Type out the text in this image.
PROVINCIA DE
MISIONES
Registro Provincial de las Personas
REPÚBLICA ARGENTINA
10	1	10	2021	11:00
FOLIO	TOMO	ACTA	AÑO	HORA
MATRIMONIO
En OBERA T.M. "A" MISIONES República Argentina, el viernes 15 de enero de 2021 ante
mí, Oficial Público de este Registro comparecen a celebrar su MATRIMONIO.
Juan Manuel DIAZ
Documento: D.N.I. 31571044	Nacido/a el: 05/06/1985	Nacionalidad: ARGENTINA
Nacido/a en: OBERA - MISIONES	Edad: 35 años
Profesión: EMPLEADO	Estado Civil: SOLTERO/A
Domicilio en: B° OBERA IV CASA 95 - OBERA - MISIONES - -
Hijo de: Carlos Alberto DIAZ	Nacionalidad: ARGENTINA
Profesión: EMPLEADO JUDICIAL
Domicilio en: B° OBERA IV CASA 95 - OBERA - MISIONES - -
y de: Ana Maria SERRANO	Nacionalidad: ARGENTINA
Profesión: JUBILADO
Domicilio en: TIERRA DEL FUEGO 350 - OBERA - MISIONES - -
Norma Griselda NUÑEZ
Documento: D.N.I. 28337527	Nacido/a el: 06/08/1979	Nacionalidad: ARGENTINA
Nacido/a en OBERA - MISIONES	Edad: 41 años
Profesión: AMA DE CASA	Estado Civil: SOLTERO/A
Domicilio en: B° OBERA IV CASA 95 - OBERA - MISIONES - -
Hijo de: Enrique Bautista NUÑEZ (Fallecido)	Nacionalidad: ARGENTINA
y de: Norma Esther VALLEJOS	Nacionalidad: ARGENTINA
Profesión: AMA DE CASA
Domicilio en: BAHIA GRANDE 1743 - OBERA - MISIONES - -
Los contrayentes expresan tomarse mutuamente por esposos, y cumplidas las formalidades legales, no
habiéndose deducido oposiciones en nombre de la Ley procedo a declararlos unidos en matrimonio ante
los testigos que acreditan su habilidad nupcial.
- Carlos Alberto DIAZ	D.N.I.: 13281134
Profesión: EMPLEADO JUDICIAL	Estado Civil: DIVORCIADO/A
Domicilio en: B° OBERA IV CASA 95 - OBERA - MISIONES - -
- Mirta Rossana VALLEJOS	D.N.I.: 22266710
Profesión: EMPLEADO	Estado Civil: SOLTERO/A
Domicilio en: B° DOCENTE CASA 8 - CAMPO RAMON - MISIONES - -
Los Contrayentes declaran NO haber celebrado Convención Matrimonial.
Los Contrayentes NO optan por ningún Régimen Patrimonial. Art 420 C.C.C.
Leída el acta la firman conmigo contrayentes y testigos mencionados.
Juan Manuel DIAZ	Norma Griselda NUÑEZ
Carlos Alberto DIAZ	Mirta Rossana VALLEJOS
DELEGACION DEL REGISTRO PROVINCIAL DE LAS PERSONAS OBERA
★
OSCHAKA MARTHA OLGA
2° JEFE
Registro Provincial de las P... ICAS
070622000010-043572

· · · · · · ·

_STATED EXERCISE_
Pick out all the lines with the word "Juan" in them and copy them.

_RESPONSE FOR THIS EXERCISE_
Juan Manuel DIAZ
Juan Manuel DIAZ	Norma Griselda NUÑEZ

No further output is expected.